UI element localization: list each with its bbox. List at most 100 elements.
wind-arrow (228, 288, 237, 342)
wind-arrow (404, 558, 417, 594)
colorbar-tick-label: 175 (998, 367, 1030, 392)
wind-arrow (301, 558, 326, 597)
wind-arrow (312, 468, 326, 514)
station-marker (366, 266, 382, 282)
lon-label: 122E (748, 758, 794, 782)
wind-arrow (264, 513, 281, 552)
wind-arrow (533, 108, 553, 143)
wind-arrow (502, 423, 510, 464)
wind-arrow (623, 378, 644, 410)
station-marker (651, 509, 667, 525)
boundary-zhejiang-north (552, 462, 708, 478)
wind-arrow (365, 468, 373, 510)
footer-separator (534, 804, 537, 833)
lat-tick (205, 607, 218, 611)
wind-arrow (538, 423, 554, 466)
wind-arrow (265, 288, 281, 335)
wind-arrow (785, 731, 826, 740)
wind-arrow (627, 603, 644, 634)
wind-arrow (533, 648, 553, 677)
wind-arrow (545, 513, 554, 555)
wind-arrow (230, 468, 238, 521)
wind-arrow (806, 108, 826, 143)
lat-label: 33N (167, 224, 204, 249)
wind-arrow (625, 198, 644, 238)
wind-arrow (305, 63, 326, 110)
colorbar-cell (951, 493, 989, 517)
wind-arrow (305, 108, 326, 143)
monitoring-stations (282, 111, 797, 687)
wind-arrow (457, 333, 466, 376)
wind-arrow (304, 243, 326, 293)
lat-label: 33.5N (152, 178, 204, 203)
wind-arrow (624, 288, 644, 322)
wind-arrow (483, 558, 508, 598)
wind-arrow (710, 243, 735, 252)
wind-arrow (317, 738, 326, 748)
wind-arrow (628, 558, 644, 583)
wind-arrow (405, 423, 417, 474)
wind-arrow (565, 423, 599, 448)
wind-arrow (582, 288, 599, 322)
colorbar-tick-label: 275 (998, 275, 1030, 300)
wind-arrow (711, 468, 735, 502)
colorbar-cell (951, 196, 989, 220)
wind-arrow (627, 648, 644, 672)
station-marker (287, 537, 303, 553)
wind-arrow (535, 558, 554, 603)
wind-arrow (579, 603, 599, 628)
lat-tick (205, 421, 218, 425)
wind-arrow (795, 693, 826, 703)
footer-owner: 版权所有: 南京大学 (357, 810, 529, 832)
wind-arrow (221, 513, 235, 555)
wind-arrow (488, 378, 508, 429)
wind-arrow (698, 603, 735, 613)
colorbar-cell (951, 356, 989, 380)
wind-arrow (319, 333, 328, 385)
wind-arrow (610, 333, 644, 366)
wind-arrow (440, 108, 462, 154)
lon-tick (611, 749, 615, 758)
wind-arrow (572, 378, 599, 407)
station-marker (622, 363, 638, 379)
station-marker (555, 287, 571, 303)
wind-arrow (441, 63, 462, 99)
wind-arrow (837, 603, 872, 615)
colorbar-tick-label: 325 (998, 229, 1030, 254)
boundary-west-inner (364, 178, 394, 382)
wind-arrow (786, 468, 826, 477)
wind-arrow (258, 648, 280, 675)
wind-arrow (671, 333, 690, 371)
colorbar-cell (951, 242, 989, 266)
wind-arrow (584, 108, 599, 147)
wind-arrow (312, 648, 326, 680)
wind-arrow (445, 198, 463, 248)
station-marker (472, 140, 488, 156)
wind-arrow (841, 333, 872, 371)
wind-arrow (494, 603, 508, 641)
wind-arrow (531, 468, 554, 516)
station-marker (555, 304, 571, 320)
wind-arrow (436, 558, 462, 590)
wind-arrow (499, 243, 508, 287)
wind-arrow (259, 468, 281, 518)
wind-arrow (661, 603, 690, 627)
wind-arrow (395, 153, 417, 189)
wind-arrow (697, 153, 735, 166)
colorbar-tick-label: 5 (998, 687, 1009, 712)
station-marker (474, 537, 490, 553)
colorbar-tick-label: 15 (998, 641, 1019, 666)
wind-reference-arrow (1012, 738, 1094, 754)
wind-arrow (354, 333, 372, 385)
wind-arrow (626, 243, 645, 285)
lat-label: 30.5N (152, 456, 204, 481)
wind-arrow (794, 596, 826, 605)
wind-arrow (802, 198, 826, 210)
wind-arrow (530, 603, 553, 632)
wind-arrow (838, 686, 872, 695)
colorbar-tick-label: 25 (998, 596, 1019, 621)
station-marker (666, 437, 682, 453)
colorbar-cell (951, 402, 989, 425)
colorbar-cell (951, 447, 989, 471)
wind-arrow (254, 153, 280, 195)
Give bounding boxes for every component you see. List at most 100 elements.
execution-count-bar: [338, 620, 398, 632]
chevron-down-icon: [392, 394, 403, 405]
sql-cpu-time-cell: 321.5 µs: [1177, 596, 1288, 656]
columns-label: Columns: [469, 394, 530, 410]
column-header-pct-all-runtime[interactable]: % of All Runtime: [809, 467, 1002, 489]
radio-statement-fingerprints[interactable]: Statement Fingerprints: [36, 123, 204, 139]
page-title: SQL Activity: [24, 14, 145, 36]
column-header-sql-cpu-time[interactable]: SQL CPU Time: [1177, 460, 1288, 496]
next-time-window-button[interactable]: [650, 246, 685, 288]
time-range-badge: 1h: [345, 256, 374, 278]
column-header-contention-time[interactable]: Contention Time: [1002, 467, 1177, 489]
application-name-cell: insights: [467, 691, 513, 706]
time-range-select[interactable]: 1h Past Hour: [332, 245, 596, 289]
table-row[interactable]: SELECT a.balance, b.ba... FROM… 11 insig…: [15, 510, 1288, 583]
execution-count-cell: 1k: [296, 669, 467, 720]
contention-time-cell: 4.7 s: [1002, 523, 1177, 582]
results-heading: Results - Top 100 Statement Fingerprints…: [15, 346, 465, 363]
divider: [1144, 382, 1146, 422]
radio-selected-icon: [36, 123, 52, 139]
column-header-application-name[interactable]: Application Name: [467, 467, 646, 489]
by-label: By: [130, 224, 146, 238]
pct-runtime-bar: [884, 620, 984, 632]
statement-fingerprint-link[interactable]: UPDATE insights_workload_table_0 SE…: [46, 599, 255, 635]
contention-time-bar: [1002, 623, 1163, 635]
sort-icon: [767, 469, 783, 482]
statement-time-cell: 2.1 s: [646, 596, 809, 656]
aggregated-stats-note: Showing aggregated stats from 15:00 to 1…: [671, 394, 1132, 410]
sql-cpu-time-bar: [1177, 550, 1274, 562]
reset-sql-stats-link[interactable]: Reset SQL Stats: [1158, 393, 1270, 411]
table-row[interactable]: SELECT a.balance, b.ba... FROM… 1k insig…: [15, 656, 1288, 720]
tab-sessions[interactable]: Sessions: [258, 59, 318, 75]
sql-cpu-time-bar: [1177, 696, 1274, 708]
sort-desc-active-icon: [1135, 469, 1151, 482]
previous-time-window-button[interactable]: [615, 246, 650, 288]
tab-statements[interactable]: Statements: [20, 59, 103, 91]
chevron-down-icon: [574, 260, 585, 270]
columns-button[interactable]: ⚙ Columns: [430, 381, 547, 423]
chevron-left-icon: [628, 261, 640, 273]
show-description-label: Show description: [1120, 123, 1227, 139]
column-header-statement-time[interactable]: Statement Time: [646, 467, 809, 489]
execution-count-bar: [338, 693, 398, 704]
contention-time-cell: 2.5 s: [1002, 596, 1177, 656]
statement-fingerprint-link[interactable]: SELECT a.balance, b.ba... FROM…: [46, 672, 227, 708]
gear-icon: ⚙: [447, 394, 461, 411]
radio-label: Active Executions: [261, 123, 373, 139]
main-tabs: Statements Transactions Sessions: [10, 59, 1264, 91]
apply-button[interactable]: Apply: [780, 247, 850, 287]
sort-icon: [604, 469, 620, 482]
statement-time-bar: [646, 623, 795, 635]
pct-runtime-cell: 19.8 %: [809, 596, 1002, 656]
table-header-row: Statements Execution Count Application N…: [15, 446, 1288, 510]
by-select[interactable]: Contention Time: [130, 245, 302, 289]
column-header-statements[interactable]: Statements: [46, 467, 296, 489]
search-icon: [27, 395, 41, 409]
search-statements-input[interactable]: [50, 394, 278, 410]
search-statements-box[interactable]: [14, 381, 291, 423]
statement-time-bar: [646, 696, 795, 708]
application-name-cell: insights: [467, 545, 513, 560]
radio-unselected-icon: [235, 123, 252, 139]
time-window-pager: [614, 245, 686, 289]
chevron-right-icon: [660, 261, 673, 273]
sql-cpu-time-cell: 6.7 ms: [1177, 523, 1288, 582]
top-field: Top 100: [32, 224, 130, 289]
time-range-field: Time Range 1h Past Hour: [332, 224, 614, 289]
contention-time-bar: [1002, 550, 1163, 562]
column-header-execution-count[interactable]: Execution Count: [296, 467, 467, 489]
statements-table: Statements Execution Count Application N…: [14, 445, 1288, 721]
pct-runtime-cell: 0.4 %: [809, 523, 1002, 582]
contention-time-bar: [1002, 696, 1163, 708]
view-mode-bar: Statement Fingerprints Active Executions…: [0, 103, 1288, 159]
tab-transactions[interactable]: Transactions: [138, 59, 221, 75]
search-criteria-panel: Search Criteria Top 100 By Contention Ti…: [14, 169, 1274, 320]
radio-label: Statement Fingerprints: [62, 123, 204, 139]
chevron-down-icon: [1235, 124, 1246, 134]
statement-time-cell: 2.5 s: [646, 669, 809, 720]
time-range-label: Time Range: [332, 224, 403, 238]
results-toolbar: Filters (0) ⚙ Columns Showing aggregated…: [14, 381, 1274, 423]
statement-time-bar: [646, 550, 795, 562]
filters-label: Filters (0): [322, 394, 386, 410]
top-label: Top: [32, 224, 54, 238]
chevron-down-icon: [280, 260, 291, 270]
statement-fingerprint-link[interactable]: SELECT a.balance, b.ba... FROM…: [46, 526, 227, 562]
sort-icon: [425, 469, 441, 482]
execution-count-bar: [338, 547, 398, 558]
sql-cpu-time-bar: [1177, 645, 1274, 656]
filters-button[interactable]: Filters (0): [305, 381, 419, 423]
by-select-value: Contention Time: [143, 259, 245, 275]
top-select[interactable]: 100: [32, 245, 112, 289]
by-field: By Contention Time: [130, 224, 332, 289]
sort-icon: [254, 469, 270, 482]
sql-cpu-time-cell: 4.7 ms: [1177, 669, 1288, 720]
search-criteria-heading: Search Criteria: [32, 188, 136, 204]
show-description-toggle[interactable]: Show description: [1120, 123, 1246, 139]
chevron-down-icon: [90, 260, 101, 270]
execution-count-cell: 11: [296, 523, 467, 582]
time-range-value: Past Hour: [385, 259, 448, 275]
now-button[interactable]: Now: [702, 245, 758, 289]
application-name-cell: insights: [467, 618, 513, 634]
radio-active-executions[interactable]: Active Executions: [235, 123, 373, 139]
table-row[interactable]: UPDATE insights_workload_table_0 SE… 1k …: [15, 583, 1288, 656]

__________________________________________________

◆ **Exercise prompt**
Quote the part of the rows that opens with the first line and closes with the line containing "colorbar-tick-label: 325 (998, 229, 1030, 254)", reproducing each line precisely.

◆ **The solution**
UI element localization: list each with its bbox. List at most 100 elements.
wind-arrow (228, 288, 237, 342)
wind-arrow (404, 558, 417, 594)
colorbar-tick-label: 175 (998, 367, 1030, 392)
wind-arrow (301, 558, 326, 597)
wind-arrow (312, 468, 326, 514)
station-marker (366, 266, 382, 282)
lon-label: 122E (748, 758, 794, 782)
wind-arrow (264, 513, 281, 552)
wind-arrow (533, 108, 553, 143)
wind-arrow (502, 423, 510, 464)
wind-arrow (623, 378, 644, 410)
station-marker (651, 509, 667, 525)
boundary-zhejiang-north (552, 462, 708, 478)
wind-arrow (365, 468, 373, 510)
footer-separator (534, 804, 537, 833)
lat-tick (205, 607, 218, 611)
wind-arrow (538, 423, 554, 466)
wind-arrow (265, 288, 281, 335)
wind-arrow (785, 731, 826, 740)
wind-arrow (627, 603, 644, 634)
wind-arrow (533, 648, 553, 677)
wind-arrow (545, 513, 554, 555)
wind-arrow (230, 468, 238, 521)
wind-arrow (806, 108, 826, 143)
lat-label: 33N (167, 224, 204, 249)
wind-arrow (625, 198, 644, 238)
wind-arrow (305, 63, 326, 110)
colorbar-cell (951, 493, 989, 517)
wind-arrow (305, 108, 326, 143)
monitoring-stations (282, 111, 797, 687)
wind-arrow (457, 333, 466, 376)
wind-arrow (304, 243, 326, 293)
lat-label: 33.5N (152, 178, 204, 203)
wind-arrow (624, 288, 644, 322)
wind-arrow (483, 558, 508, 598)
wind-arrow (710, 243, 735, 252)
wind-arrow (317, 738, 326, 748)
wind-arrow (628, 558, 644, 583)
wind-arrow (405, 423, 417, 474)
wind-arrow (565, 423, 599, 448)
wind-arrow (582, 288, 599, 322)
colorbar-tick-label: 275 (998, 275, 1030, 300)
wind-arrow (711, 468, 735, 502)
colorbar-cell (951, 196, 989, 220)
wind-arrow (627, 648, 644, 672)
station-marker (287, 537, 303, 553)
wind-arrow (535, 558, 554, 603)
wind-arrow (579, 603, 599, 628)
lat-tick (205, 421, 218, 425)
wind-arrow (795, 693, 826, 703)
footer-owner: 版权所有: 南京大学 (357, 810, 529, 832)
wind-arrow (221, 513, 235, 555)
wind-arrow (488, 378, 508, 429)
wind-arrow (698, 603, 735, 613)
colorbar-cell (951, 356, 989, 380)
wind-arrow (319, 333, 328, 385)
wind-arrow (610, 333, 644, 366)
wind-arrow (440, 108, 462, 154)
lon-tick (611, 749, 615, 758)
wind-arrow (572, 378, 599, 407)
station-marker (622, 363, 638, 379)
station-marker (555, 287, 571, 303)
wind-arrow (441, 63, 462, 99)
wind-arrow (837, 603, 872, 615)
colorbar-tick-label: 325 (998, 229, 1030, 254)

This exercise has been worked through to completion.